Written request: Lines containing the string "نظام" are to be counted; report only how many there are.
+++ Provided entries
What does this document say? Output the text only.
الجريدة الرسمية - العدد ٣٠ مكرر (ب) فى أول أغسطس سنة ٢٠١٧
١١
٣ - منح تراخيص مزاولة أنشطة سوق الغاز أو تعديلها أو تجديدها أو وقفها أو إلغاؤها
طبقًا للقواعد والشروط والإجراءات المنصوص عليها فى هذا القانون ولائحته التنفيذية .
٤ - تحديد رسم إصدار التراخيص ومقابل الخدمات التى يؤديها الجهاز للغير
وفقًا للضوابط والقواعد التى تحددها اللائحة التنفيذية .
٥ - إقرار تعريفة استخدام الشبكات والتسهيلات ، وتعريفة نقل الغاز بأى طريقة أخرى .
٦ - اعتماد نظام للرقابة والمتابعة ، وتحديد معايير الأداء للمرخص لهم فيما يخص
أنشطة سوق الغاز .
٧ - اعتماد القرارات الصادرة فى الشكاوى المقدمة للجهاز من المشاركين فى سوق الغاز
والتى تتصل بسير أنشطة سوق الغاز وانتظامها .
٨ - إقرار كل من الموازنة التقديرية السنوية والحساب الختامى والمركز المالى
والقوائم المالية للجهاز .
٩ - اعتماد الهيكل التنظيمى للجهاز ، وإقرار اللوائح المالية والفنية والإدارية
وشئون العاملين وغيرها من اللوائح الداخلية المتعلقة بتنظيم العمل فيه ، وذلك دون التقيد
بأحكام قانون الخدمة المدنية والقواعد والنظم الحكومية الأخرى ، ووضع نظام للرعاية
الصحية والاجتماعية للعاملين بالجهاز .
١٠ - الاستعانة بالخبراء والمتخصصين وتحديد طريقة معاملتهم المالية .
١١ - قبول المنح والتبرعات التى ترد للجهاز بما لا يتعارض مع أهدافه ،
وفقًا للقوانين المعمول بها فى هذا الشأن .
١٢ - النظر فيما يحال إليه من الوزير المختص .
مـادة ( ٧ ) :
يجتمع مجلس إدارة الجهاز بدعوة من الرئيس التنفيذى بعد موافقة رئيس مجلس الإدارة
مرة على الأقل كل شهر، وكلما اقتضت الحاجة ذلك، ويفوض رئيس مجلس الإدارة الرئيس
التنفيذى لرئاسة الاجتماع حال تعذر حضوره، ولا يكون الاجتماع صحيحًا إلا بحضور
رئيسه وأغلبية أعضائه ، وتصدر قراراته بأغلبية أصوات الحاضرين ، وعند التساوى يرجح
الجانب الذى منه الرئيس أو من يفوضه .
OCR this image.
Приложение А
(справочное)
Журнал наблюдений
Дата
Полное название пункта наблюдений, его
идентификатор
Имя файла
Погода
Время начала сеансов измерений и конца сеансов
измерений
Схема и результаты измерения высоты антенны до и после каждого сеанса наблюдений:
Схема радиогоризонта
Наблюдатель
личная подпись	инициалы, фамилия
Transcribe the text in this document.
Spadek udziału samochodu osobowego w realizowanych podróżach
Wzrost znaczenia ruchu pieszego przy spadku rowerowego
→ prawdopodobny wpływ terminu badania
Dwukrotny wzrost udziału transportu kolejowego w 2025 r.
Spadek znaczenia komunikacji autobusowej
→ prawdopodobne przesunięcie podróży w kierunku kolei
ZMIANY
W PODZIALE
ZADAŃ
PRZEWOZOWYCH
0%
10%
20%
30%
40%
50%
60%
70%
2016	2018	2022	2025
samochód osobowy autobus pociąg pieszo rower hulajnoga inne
++++++
Task output: 2